Directions for this task
Each line below should be reproduced without any alteration.

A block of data

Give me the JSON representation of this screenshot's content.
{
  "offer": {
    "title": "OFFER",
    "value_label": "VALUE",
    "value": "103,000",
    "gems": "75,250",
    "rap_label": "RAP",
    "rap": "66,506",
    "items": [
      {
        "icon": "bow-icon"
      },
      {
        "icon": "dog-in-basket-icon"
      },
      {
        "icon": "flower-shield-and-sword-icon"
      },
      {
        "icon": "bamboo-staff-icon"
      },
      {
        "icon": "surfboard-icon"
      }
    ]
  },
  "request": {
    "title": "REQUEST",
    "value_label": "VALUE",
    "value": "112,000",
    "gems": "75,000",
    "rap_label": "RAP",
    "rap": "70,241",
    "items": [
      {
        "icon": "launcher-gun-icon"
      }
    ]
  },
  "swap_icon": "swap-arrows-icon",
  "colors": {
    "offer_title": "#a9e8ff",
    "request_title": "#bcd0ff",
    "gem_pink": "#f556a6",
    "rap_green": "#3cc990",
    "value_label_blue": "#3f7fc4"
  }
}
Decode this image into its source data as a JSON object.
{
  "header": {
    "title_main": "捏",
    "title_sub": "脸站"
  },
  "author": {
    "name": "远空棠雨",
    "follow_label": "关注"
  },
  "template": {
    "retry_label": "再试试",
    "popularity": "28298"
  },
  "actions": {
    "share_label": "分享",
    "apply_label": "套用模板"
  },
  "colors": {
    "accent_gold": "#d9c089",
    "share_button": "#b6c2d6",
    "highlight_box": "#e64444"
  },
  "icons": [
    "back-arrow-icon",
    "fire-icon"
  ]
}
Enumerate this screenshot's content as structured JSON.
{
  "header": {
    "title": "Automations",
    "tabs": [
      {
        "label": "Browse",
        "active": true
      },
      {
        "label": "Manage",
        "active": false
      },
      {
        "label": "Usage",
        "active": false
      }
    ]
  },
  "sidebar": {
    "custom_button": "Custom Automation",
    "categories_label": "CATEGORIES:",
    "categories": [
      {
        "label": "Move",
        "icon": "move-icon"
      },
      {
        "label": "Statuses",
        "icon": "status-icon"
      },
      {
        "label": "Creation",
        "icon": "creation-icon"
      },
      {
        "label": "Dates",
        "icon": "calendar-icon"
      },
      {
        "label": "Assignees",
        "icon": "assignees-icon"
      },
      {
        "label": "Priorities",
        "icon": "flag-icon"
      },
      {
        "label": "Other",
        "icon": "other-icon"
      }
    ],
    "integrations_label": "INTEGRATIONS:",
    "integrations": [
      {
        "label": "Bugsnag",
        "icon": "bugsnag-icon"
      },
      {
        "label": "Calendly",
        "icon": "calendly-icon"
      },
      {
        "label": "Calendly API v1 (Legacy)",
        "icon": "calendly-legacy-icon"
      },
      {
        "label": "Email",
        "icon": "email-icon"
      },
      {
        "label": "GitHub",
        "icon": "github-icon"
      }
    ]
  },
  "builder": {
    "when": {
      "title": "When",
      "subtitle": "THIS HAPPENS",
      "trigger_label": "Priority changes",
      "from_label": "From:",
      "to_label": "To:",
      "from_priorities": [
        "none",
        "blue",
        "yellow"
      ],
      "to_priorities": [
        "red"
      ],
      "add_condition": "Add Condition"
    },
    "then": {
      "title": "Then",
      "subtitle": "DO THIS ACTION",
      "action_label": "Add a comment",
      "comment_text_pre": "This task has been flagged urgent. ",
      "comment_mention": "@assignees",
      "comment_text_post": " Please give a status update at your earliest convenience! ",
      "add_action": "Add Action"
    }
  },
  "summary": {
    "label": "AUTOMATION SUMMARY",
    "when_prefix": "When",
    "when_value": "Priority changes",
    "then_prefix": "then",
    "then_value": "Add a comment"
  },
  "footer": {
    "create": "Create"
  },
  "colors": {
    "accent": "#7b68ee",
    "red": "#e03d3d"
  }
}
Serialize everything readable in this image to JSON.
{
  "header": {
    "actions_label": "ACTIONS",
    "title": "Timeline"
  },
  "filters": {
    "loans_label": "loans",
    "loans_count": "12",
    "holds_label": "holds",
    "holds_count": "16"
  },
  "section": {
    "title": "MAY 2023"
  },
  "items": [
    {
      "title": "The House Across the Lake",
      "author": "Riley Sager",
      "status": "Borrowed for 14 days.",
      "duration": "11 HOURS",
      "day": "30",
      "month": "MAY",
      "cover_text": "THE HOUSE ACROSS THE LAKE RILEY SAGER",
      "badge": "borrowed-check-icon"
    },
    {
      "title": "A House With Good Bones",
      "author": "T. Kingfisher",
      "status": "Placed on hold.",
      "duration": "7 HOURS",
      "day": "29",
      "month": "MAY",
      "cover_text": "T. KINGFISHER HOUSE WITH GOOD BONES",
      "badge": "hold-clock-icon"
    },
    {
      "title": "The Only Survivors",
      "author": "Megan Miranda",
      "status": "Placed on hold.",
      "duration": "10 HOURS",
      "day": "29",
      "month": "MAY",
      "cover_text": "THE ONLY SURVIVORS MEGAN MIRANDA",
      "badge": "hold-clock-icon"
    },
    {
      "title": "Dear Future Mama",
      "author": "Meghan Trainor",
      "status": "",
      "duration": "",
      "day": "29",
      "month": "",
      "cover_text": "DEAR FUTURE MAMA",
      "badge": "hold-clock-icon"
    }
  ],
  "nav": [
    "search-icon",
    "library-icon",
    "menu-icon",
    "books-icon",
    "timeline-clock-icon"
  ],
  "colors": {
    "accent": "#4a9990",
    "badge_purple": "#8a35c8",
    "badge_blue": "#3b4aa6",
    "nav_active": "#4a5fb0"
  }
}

Task result
Give me the JSON representation of this screenshot's content.
{
  "offer": {
    "title": "OFFER",
    "value_label": "VALUE",
    "value": "103,000",
    "gems": "75,250",
    "rap_label": "RAP",
    "rap": "66,506",
    "items": [
      {
        "icon": "bow-icon"
      },
      {
        "icon": "dog-in-basket-icon"
      },
      {
        "icon": "flower-shield-and-sword-icon"
      },
      {
        "icon": "bamboo-staff-icon"
      },
      {
        "icon": "surfboard-icon"
      }
    ]
  },
  "request": {
    "title": "REQUEST",
    "value_label": "VALUE",
    "value": "112,000",
    "gems": "75,000",
    "rap_label": "RAP",
    "rap": "70,241",
    "items": [
      {
        "icon": "launcher-gun-icon"
      }
    ]
  },
  "swap_icon": "swap-arrows-icon",
  "colors": {
    "offer_title": "#a9e8ff",
    "request_title": "#bcd0ff",
    "gem_pink": "#f556a6",
    "rap_green": "#3cc990",
    "value_label_blue": "#3f7fc4"
  }
}
Decode this image into its source data as a JSON object.
{
  "header": {
    "title_main": "捏",
    "title_sub": "脸站"
  },
  "author": {
    "name": "远空棠雨",
    "follow_label": "关注"
  },
  "template": {
    "retry_label": "再试试",
    "popularity": "28298"
  },
  "actions": {
    "share_label": "分享",
    "apply_label": "套用模板"
  },
  "colors": {
    "accent_gold": "#d9c089",
    "share_button": "#b6c2d6",
    "highlight_box": "#e64444"
  },
  "icons": [
    "back-arrow-icon",
    "fire-icon"
  ]
}
Enumerate this screenshot's content as structured JSON.
{
  "header": {
    "title": "Automations",
    "tabs": [
      {
        "label": "Browse",
        "active": true
      },
      {
        "label": "Manage",
        "active": false
      },
      {
        "label": "Usage",
        "active": false
      }
    ]
  },
  "sidebar": {
    "custom_button": "Custom Automation",
    "categories_label": "CATEGORIES:",
    "categories": [
      {
        "label": "Move",
        "icon": "move-icon"
      },
      {
        "label": "Statuses",
        "icon": "status-icon"
      },
      {
        "label": "Creation",
        "icon": "creation-icon"
      },
      {
        "label": "Dates",
        "icon": "calendar-icon"
      },
      {
        "label": "Assignees",
        "icon": "assignees-icon"
      },
      {
        "label": "Priorities",
        "icon": "flag-icon"
      },
      {
        "label": "Other",
        "icon": "other-icon"
      }
    ],
    "integrations_label": "INTEGRATIONS:",
    "integrations": [
      {
        "label": "Bugsnag",
        "icon": "bugsnag-icon"
      },
      {
        "label": "Calendly",
        "icon": "calendly-icon"
      },
      {
        "label": "Calendly API v1 (Legacy)",
        "icon": "calendly-legacy-icon"
      },
      {
        "label": "Email",
        "icon": "email-icon"
      },
      {
        "label": "GitHub",
        "icon": "github-icon"
      }
    ]
  },
  "builder": {
    "when": {
      "title": "When",
      "subtitle": "THIS HAPPENS",
      "trigger_label": "Priority changes",
      "from_label": "From:",
      "to_label": "To:",
      "from_priorities": [
        "none",
        "blue",
        "yellow"
      ],
      "to_priorities": [
        "red"
      ],
      "add_condition": "Add Condition"
    },
    "then": {
      "title": "Then",
      "subtitle": "DO THIS ACTION",
      "action_label": "Add a comment",
      "comment_text_pre": "This task has been flagged urgent. ",
      "comment_mention": "@assignees",
      "comment_text_post": " Please give a status update at your earliest convenience! ",
      "add_action": "Add Action"
    }
  },
  "summary": {
    "label": "AUTOMATION SUMMARY",
    "when_prefix": "When",
    "when_value": "Priority changes",
    "then_prefix": "then",
    "then_value": "Add a comment"
  },
  "footer": {
    "create": "Create"
  },
  "colors": {
    "accent": "#7b68ee",
    "red": "#e03d3d"
  }
}
Serialize everything readable in this image to JSON.
{
  "header": {
    "actions_label": "ACTIONS",
    "title": "Timeline"
  },
  "filters": {
    "loans_label": "loans",
    "loans_count": "12",
    "holds_label": "holds",
    "holds_count": "16"
  },
  "section": {
    "title": "MAY 2023"
  },
  "items": [
    {
      "title": "The House Across the Lake",
      "author": "Riley Sager",
      "status": "Borrowed for 14 days.",
      "duration": "11 HOURS",
      "day": "30",
      "month": "MAY",
      "cover_text": "THE HOUSE ACROSS THE LAKE RILEY SAGER",
      "badge": "borrowed-check-icon"
    },
    {
      "title": "A House With Good Bones",
      "author": "T. Kingfisher",
      "status": "Placed on hold.",
      "duration": "7 HOURS",
      "day": "29",
      "month": "MAY",
      "cover_text": "T. KINGFISHER HOUSE WITH GOOD BONES",
      "badge": "hold-clock-icon"
    },
    {
      "title": "The Only Survivors",
      "author": "Megan Miranda",
      "status": "Placed on hold.",
      "duration": "10 HOURS",
      "day": "29",
      "month": "MAY",
      "cover_text": "THE ONLY SURVIVORS MEGAN MIRANDA",
      "badge": "hold-clock-icon"
    },
    {
      "title": "Dear Future Mama",
      "author": "Meghan Trainor",
      "status": "",
      "duration": "",
      "day": "29",
      "month": "",
      "cover_text": "DEAR FUTURE MAMA",
      "badge": "hold-clock-icon"
    }
  ],
  "nav": [
    "search-icon",
    "library-icon",
    "menu-icon",
    "books-icon",
    "timeline-clock-icon"
  ],
  "colors": {
    "accent": "#4a9990",
    "badge_purple": "#8a35c8",
    "badge_blue": "#3b4aa6",
    "nav_active": "#4a5fb0"
  }
}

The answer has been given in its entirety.